Whatever impulse had driven me here was a good one.

And then I discovered “why”  I had come.   An unexpected purpose.   And just
as I was wondering about the wisdom of being here, alone, in a great big park
with no other person in sight,  and with no protection (whatever that would
be),   I heard  two people up ahead.

It was a man and a woman.  They were enjoying the park together.  They seemed happy, although they looked cold.    When I got closer, and smiled to them,  they asked me if I knew how much further they had to go to get to the end of the trail.   “Not far at all.”

If I had entered the Tunnel from the other way,  I wouldn’t have seen them.  So . . .  glad I could help.

8.5 two eaglesBut then our conversation began.   The lady,  the wife as it turned out,  came over to me to show me the beautiful pictures of a pair of eagles that she had recently taken.  And nearby!    The eagles were obviously a happy couple too, impersonating a pair of lovebirds.  How interesting.  I was impressed.  Such an image of majestic strength –  and yet —  life, love, bonding, babies;  just like all life on this earth.    “Abundant life!”   “Be fruitful and multiply.”

Stored records =

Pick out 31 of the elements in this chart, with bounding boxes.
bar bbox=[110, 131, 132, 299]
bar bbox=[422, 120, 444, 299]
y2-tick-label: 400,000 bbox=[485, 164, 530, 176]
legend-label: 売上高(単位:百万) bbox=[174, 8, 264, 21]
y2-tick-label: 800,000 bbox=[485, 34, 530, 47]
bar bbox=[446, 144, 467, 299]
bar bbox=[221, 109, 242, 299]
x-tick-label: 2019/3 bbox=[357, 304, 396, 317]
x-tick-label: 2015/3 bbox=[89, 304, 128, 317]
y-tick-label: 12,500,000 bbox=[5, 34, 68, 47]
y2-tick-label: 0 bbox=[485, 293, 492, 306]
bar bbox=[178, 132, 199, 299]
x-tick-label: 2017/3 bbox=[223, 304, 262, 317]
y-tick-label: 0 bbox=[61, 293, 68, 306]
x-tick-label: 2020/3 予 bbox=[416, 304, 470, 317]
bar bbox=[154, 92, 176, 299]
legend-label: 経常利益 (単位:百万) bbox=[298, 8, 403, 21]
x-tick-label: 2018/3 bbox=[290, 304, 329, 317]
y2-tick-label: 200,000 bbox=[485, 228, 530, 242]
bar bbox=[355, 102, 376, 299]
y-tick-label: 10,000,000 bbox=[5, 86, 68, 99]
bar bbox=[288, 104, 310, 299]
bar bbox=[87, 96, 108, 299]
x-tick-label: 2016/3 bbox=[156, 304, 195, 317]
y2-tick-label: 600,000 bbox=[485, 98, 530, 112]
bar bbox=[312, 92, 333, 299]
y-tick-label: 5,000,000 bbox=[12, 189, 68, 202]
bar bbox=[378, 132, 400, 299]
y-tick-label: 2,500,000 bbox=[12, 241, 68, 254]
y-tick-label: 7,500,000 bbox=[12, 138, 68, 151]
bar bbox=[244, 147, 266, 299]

Written instruction 1 =
In the park walk passage, what had the woman recently photographed?
Written instruction 2 =
Write out the park walk passage from "Whatever impulse had" to "I could help.".

Worked answer 1 =
A pair of eagles.

Worked answer 2 =
Whatever impulse had driven me here was a good one.

And then I discovered “why”  I had come.   An unexpected purpose.   And just
as I was wondering about the wisdom of being here, alone, in a great big park
with no other person in sight,  and with no protection (whatever that would
be),   I heard  two people up ahead.

It was a man and a woman.  They were enjoying the park together.  They seemed happy, although they looked cold.    When I got closer, and smiled to them,  they asked me if I knew how much further they had to go to get to the end of the trail.   “Not far at all.”

If I had entered the Tunnel from the other way,  I wouldn’t have seen them.  So . . .  glad I could help.